[Collected data entries]
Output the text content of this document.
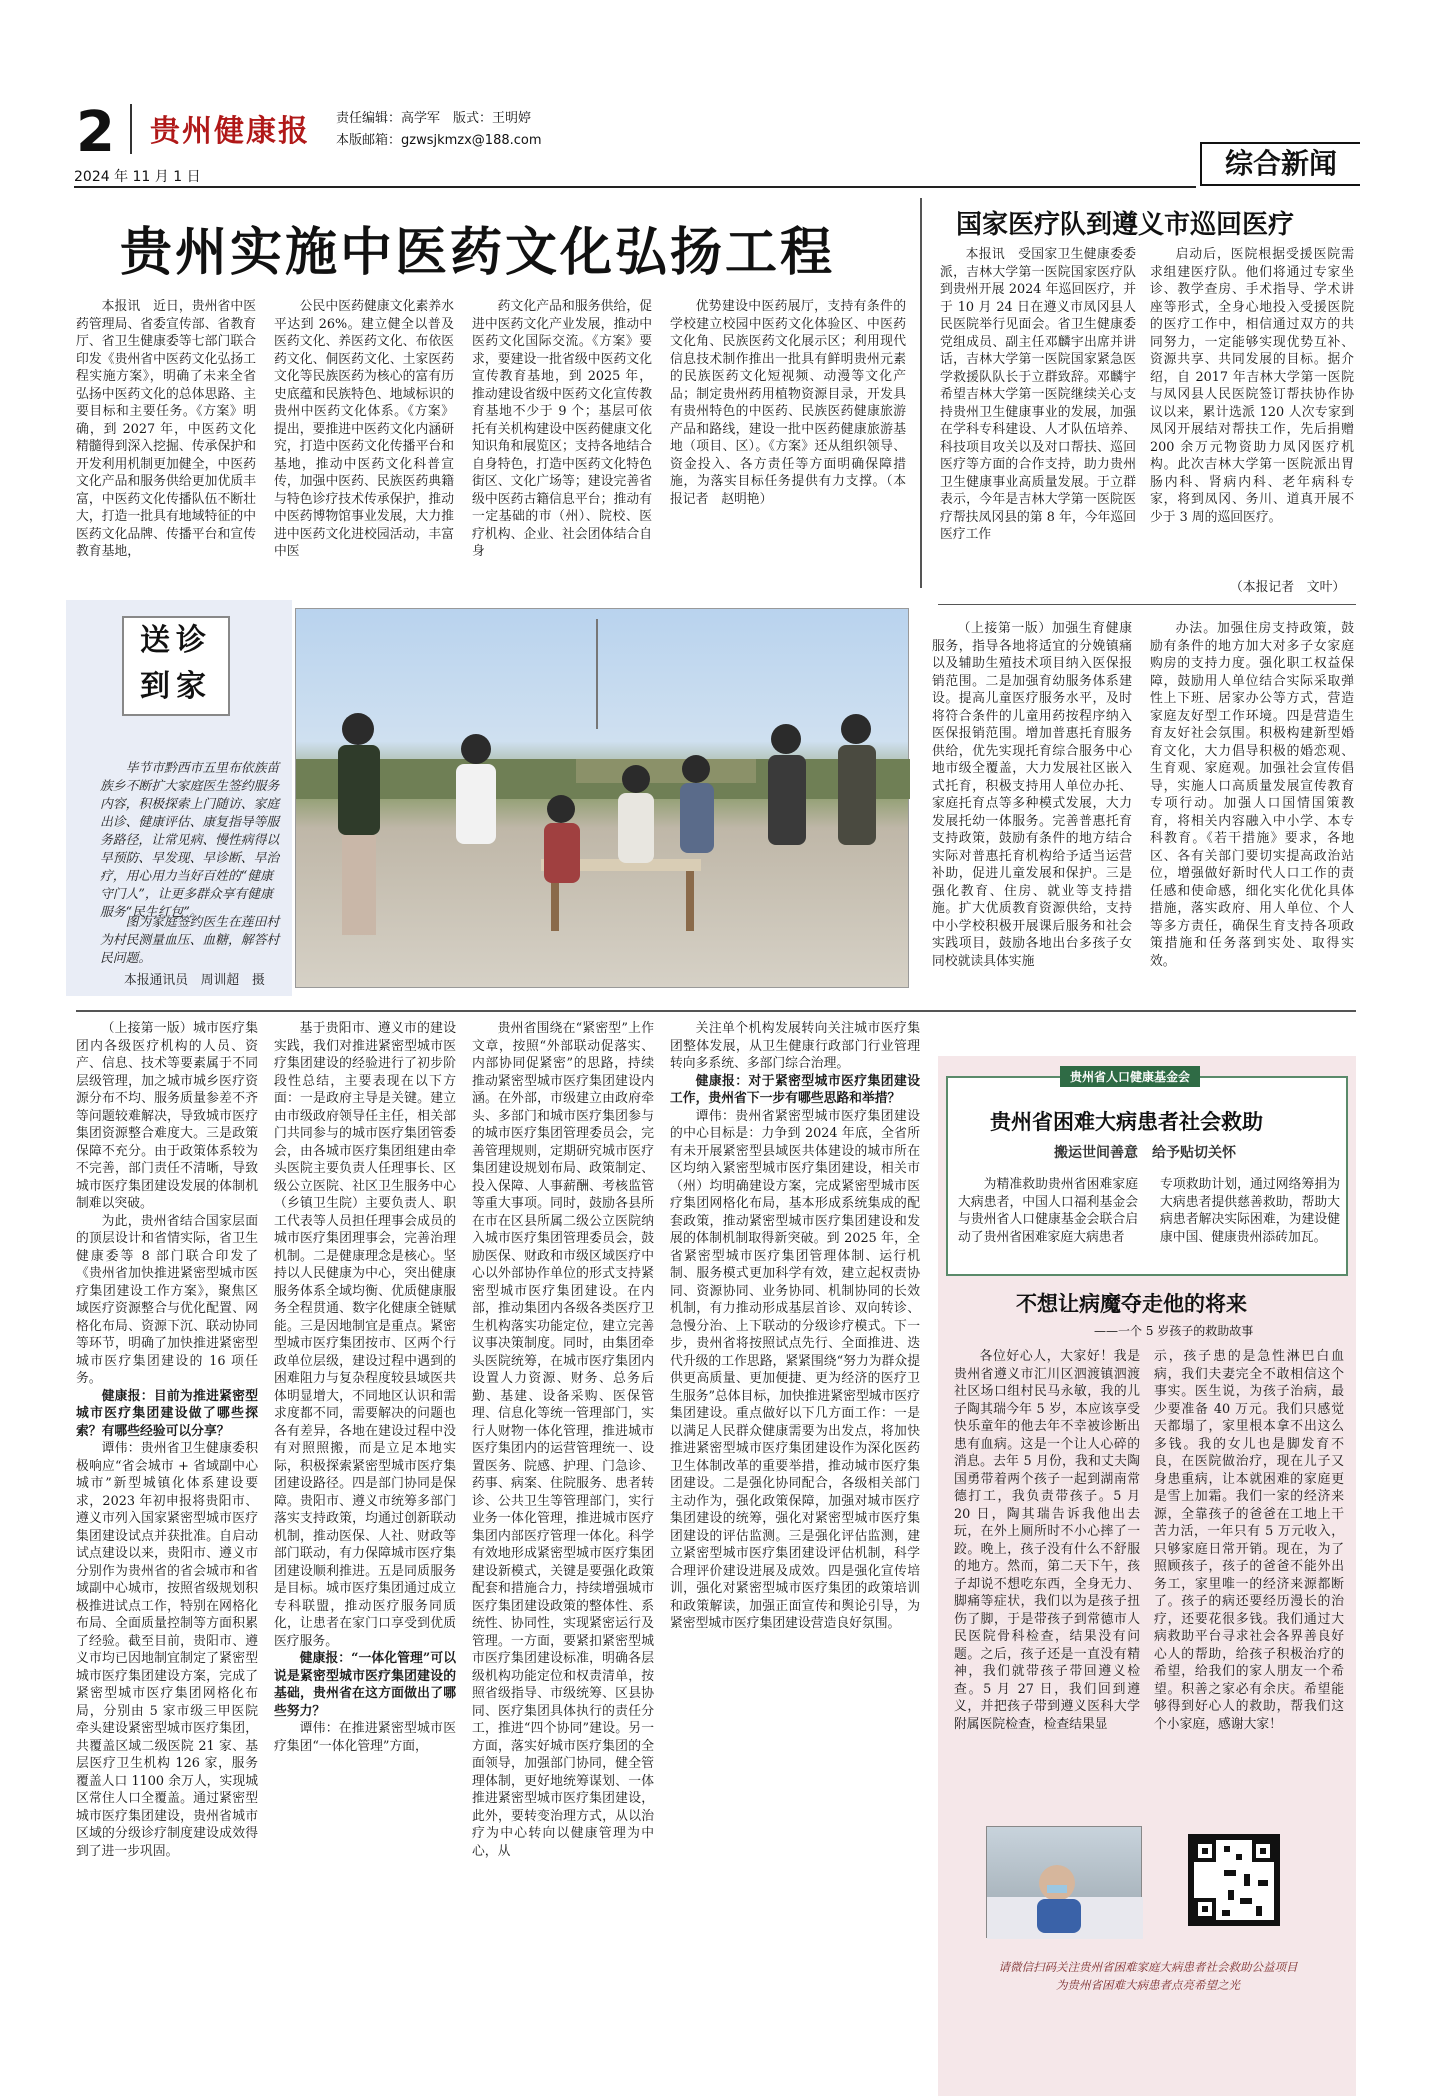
2 贵州健康报 责任编辑：高学军　版式：王明婷
本版邮箱：gzwsjkmzx@188.com
2024 年 11 月 1 日	综合新闻
贵州实施中医药文化弘扬工程
本报讯　近日，贵州省中医药管理局、省委宣传部、省教育厅、省卫生健康委等七部门联合印发《贵州省中医药文化弘扬工程实施方案》，明确了未来全省弘扬中医药文化的总体思路、主要目标和主要任务。《方案》明确，到 2027 年，中医药文化精髓得到深入挖掘、传承保护和开发利用机制更加健全，中医药文化产品和服务供给更加优质丰富，中医药文化传播队伍不断壮大，打造一批具有地域特征的中医药文化品牌、传播平台和宣传教育基地，
公民中医药健康文化素养水平达到 26%。建立健全以普及医药文化、养医药文化、布依医药文化、侗医药文化、土家医药文化等民族医药为核心的富有历史底蕴和民族特色、地域标识的贵州中医药文化体系。《方案》提出，要推进中医药文化内涵研究，打造中医药文化传播平台和基地，推动中医药文化科普宣传，加强中医药、民族医药典籍与特色诊疗技术传承保护，推动中医药博物馆事业发展，大力推进中医药文化进校园活动，丰富中医
药文化产品和服务供给，促进中医药文化产业发展，推动中医药文化国际交流。《方案》要求，要建设一批省级中医药文化宣传教育基地，到 2025 年，推动建设省级中医药文化宣传教育基地不少于 9 个；基层可依托有关机构建设中医药健康文化知识角和展览区；支持各地结合自身特色，打造中医药文化特色街区、文化广场等；建设完善省级中医药古籍信息平台；推动有一定基础的市（州）、院校、医疗机构、企业、社会团体结合自身
优势建设中医药展厅，支持有条件的学校建立校园中医药文化体验区、中医药文化角、民族医药文化展示区；利用现代信息技术制作推出一批具有鲜明贵州元素的民族医药文化短视频、动漫等文化产品；制定贵州药用植物资源目录，开发具有贵州特色的中医药、民族医药健康旅游产品和路线，建设一批中医药健康旅游基地（项目、区）。《方案》还从组织领导、资金投入、各方责任等方面明确保障措施，为落实目标任务提供有力支撑。（本报记者　赵明艳）
国家医疗队到遵义市巡回医疗
本报讯　受国家卫生健康委委派，吉林大学第一医院国家医疗队到贵州开展 2024 年巡回医疗，并于 10 月 24 日在遵义市凤冈县人民医院举行见面会。省卫生健康委党组成员、副主任邓麟宇出席并讲话，吉林大学第一医院国家紧急医学救援队队长于立群致辞。邓麟宇希望吉林大学第一医院继续关心支持贵州卫生健康事业的发展，加强在学科专科建设、人才队伍培养、科技项目攻关以及对口帮扶、巡回医疗等方面的合作支持，助力贵州卫生健康事业高质量发展。于立群表示，今年是吉林大学第一医院医疗帮扶凤冈县的第 8 年，今年巡回医疗工作
启动后，医院根据受援医院需求组建医疗队。他们将通过专家坐诊、教学查房、手术指导、学术讲座等形式，全身心地投入受援医院的医疗工作中，相信通过双方的共同努力，一定能够实现优势互补、资源共享、共同发展的目标。据介绍，自 2017 年吉林大学第一医院与凤冈县人民医院签订帮扶协作协议以来，累计选派 120 人次专家到凤冈开展结对帮扶工作，先后捐赠 200 余万元物资助力凤冈医疗机构。此次吉林大学第一医院派出胃肠内科、肾病内科、老年病科专家，将到凤冈、务川、道真开展不少于 3 周的巡回医疗。
（本报记者　文叶）
送诊
到家
毕节市黔西市五里布依族苗族乡不断扩大家庭医生签约服务内容，积极探索上门随访、家庭出诊、健康评估、康复指导等服务路径，让常见病、慢性病得以早预防、早发现、早诊断、早治疗，用心用力当好百姓的“健康守门人”，让更多群众享有健康服务“民生红包”。
图为家庭签约医生在莲田村为村民测量血压、血糖，解答村民问题。
本报通讯员　周训超　摄
（上接第一版）加强生育健康服务，指导各地将适宜的分娩镇痛以及辅助生殖技术项目纳入医保报销范围。二是加强育幼服务体系建设。提高儿童医疗服务水平，及时将符合条件的儿童用药按程序纳入医保报销范围。增加普惠托育服务供给，优先实现托育综合服务中心地市级全覆盖，大力发展社区嵌入式托育，积极支持用人单位办托、家庭托育点等多种模式发展，大力发展托幼一体服务。完善普惠托育支持政策，鼓励有条件的地方结合实际对普惠托育机构给予适当运营补助，促进儿童发展和保护。三是强化教育、住房、就业等支持措施。扩大优质教育资源供给，支持中小学校积极开展课后服务和社会实践项目，鼓励各地出台多孩子女同校就读具体实施
办法。加强住房支持政策，鼓励有条件的地方加大对多子女家庭购房的支持力度。强化职工权益保障，鼓励用人单位结合实际采取弹性上下班、居家办公等方式，营造家庭友好型工作环境。四是营造生育友好社会氛围。积极构建新型婚育文化，大力倡导积极的婚恋观、生育观、家庭观。加强社会宣传倡导，实施人口高质量发展宣传教育专项行动。加强人口国情国策教育，将相关内容融入中小学、本专科教育。《若干措施》要求，各地区、各有关部门要切实提高政治站位，增强做好新时代人口工作的责任感和使命感，细化实化优化具体措施，落实政府、用人单位、个人等多方责任，确保生育支持各项政策措施和任务落到实处、取得实效。

（上接第一版）城市医疗集团内各级医疗机构的人员、资产、信息、技术等要素属于不同层级管理，加之城市城乡医疗资源分布不均、服务质量参差不齐等问题较难解决，导致城市医疗集团资源整合难度大。三是政策保障不充分。由于政策体系较为不完善，部门责任不清晰，导致城市医疗集团建设发展的体制机制难以突破。

为此，贵州省结合国家层面的顶层设计和省情实际，省卫生健康委等 8 部门联合印发了《贵州省加快推进紧密型城市医疗集团建设工作方案》，聚焦区域医疗资源整合与优化配置、网格化布局、资源下沉、联动协同等环节，明确了加快推进紧密型城市医疗集团建设的 16 项任务。

健康报：目前为推进紧密型城市医疗集团建设做了哪些探索？有哪些经验可以分享？

谭伟：贵州省卫生健康委积极响应“省会城市 + 省域副中心城市”新型城镇化体系建设要求，2023 年初申报将贵阳市、遵义市列入国家紧密型城市医疗集团建设试点并获批准。自启动试点建设以来，贵阳市、遵义市分别作为贵州省的省会城市和省域副中心城市，按照省级规划积极推进试点工作，特别在网格化布局、全面质量控制等方面积累了经验。截至目前，贵阳市、遵义市均已因地制宜制定了紧密型城市医疗集团建设方案，完成了紧密型城市医疗集团网格化布局，分别由 5 家市级三甲医院牵头建设紧密型城市医疗集团，共覆盖区域二级医院 21 家、基层医疗卫生机构 126 家，服务覆盖人口 1100 余万人，实现城区常住人口全覆盖。通过紧密型城市医疗集团建设，贵州省城市区域的分级诊疗制度建设成效得到了进一步巩固。

基于贵阳市、遵义市的建设实践，我们对推进紧密型城市医疗集团建设的经验进行了初步阶段性总结，主要表现在以下方面：一是政府主导是关键。建立由市级政府领导任主任，相关部门共同参与的城市医疗集团管委会，由各城市医疗集团组建由牵头医院主要负责人任理事长、区级公立医院、社区卫生服务中心（乡镇卫生院）主要负责人、职工代表等人员担任理事会成员的城市医疗集团理事会，完善治理机制。二是健康理念是核心。坚持以人民健康为中心，突出健康服务体系全域均衡、优质健康服务全程贯通、数字化健康全链赋能。三是因地制宜是重点。紧密型城市医疗集团按市、区两个行政单位层级，建设过程中遇到的困难阻力与复杂程度较县域医共体明显增大，不同地区认识和需求度都不同，需要解决的问题也各有差异，各地在建设过程中没有对照照搬，而是立足本地实际，积极探索紧密型城市医疗集团建设路径。四是部门协同是保障。贵阳市、遵义市统筹多部门落实支持政策，均通过创新联动机制，推动医保、人社、财政等部门联动，有力保障城市医疗集团建设顺利推进。五是同质服务是目标。城市医疗集团通过成立专科联盟，推动医疗服务同质化，让患者在家门口享受到优质医疗服务。

健康报：“一体化管理”可以说是紧密型城市医疗集团建设的基础，贵州省在这方面做出了哪些努力？

谭伟：在推进紧密型城市医疗集团“一体化管理”方面，

贵州省围绕在“紧密型”上作文章，按照“外部联动促落实、内部协同促紧密”的思路，持续推动紧密型城市医疗集团建设内涵。在外部，市级建立由政府牵头、多部门和城市医疗集团参与的城市医疗集团管理委员会，完善管理规则，定期研究城市医疗集团建设规划布局、政策制定、投入保障、人事薪酬、考核监管等重大事项。同时，鼓励各县所在市在区县所属二级公立医院纳入城市医疗集团管理委员会，鼓励医保、财政和市级区域医疗中心以外部协作单位的形式支持紧密型城市医疗集团建设。在内部，推动集团内各级各类医疗卫生机构落实功能定位，建立完善议事决策制度。同时，由集团牵头医院统筹，在城市医疗集团内设置人力资源、财务、总务后勤、基建、设备采购、医保管理、信息化等统一管理部门，实行人财物一体化管理，推进城市医疗集团内的运营管理统一、设置医务、院感、护理、门急诊、药事、病案、住院服务、患者转诊、公共卫生等管理部门，实行业务一体化管理，推进城市医疗集团内部医疗管理一体化。科学有效地形成紧密型城市医疗集团建设新模式，关键是要强化政策配套和措施合力，持续增强城市医疗集团建设政策的整体性、系统性、协同性，实现紧密运行及管理。一方面，要紧扣紧密型城市医疗集团建设标准，明确各层级机构功能定位和权责清单，按照省级指导、市级统筹、区县协同、医疗集团具体执行的责任分工，推进“四个协同”建设。另一方面，落实好城市医疗集团的全面领导，加强部门协同，健全管理体制，更好地统筹谋划、一体推进紧密型城市医疗集团建设，此外，要转变治理方式，从以治疗为中心转向以健康管理为中心，从

关注单个机构发展转向关注城市医疗集团整体发展，从卫生健康行政部门行业管理转向多系统、多部门综合治理。

健康报：对于紧密型城市医疗集团建设工作，贵州省下一步有哪些思路和举措？

谭伟：贵州省紧密型城市医疗集团建设的中心目标是：力争到 2024 年底，全省所有未开展紧密型县域医共体建设的城市所在区均纳入紧密型城市医疗集团建设，相关市（州）均明确建设方案，完成紧密型城市医疗集团网格化布局，基本形成系统集成的配套政策，推动紧密型城市医疗集团建设和发展的体制机制取得新突破。到 2025 年，全省紧密型城市医疗集团管理体制、运行机制、服务模式更加科学有效，建立起权责协同、资源协同、业务协同、机制协同的长效机制，有力推动形成基层首诊、双向转诊、急慢分治、上下联动的分级诊疗模式。下一步，贵州省将按照试点先行、全面推进、迭代升级的工作思路，紧紧围绕“努力为群众提供更高质量、更加便捷、更为经济的医疗卫生服务”总体目标，加快推进紧密型城市医疗集团建设。重点做好以下几方面工作：一是以满足人民群众健康需要为出发点，将加快推进紧密型城市医疗集团建设作为深化医药卫生体制改革的重要举措，推动城市医疗集团建设。二是强化协同配合，各级相关部门主动作为，强化政策保障，加强对城市医疗集团建设的统筹，强化对紧密型城市医疗集团建设的评估监测。三是强化评估监测，建立紧密型城市医疗集团建设评估机制，科学合理评价建设进展及成效。四是强化宣传培训，强化对紧密型城市医疗集团的政策培训和政策解读，加强正面宣传和舆论引导，为紧密型城市医疗集团建设营造良好氛围。

贵州省人口健康基金会
贵州省困难大病患者社会救助
搬运世间善意　给予贴切关怀
为精准救助贵州省困难家庭大病患者，中国人口福利基金会与贵州省人口健康基金会联合启动了贵州省困难家庭大病患者
专项救助计划，通过网络筹捐为大病患者提供慈善救助，帮助大病患者解决实际困难，为建设健康中国、健康贵州添砖加瓦。
不想让病魔夺走他的将来
——一个 5 岁孩子的救助故事
各位好心人，大家好！我是贵州省遵义市汇川区泗渡镇泗渡社区场口组村民马永敏，我的儿子陶其瑞今年 5 岁，本应该享受快乐童年的他去年不幸被诊断出患有血病。这是一个让人心碎的消息。去年 5 月份，我和丈夫陶国勇带着两个孩子一起到湖南常德打工，我负责带孩子。5 月 20 日，陶其瑞告诉我他出去玩，在外上厕所时不小心摔了一跤。晚上，孩子没有什么不舒服的地方。然而，第二天下午，孩子却说不想吃东西，全身无力、脚痛等症状，我们以为是孩子扭伤了脚，于是带孩子到常德市人民医院骨科检查，结果没有问题。之后，孩子还是一直没有精神，我们就带孩子带回遵义检查。5 月 27 日，我们回到遵义，并把孩子带到遵义医科大学附属医院检查，检查结果显
示，孩子患的是急性淋巴白血病，我们夫妻完全不敢相信这个事实。医生说，为孩子治病，最少要准备 40 万元。我们只感觉天都塌了，家里根本拿不出这么多钱。我的女儿也是脚发育不良，在医院做治疗，现在儿子又身患重病，让本就困难的家庭更是雪上加霜。我们一家的经济来源，全靠孩子的爸爸在工地上干苦力活，一年只有 5 万元收入，只够家庭日常开销。现在，为了照顾孩子，孩子的爸爸不能外出务工，家里唯一的经济来源都断了。孩子的病还要经历漫长的治疗，还要花很多钱。我们通过大病救助平台寻求社会各界善良好心人的帮助，给孩子积极治疗的希望，给我们的家人朋友一个希望。积善之家必有余庆。希望能够得到好心人的救助，帮我们这个小家庭，感谢大家！
请微信扫码关注贵州省困难家庭大病患者社会救助公益项目
为贵州省困难大病患者点亮希望之光
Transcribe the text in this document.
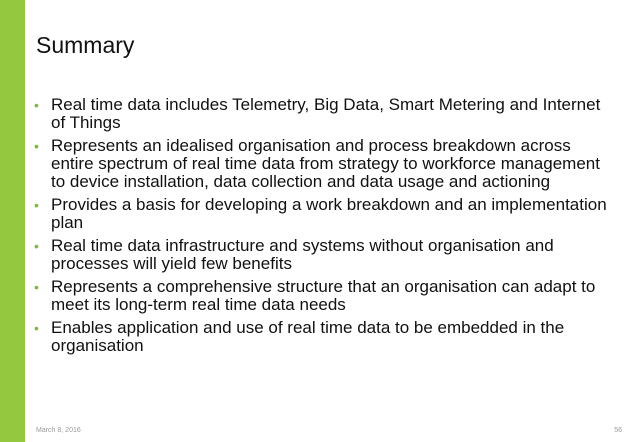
Summary
• Real time data includes Telemetry, Big Data, Smart Metering and Internet of Things
• Represents an idealised organisation and process breakdown across entire spectrum of real time data from strategy to workforce management to device installation, data collection and data usage and actioning
• Provides a basis for developing a work breakdown and an implementation plan
• Real time data infrastructure and systems without organisation and processes will yield few benefits
• Represents a comprehensive structure that an organisation can adapt to meet its long-term real time data needs
• Enables application and use of real time data to be embedded in the organisation
March 8, 2016	56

**Stated exercise:** Your task is to copy word for word the lines from the line containing "Transcribe the text in this document." to the end of the listing, both included, and to drop any pictures.

**Exercise result:**
Transcribe the text in this document.
Summary
• Real time data includes Telemetry, Big Data, Smart Metering and Internet of Things
• Represents an idealised organisation and process breakdown across entire spectrum of real time data from strategy to workforce management to device installation, data collection and data usage and actioning
• Provides a basis for developing a work breakdown and an implementation plan
• Real time data infrastructure and systems without organisation and processes will yield few benefits
• Represents a comprehensive structure that an organisation can adapt to meet its long-term real time data needs
• Enables application and use of real time data to be embedded in the organisation
March 8, 2016	56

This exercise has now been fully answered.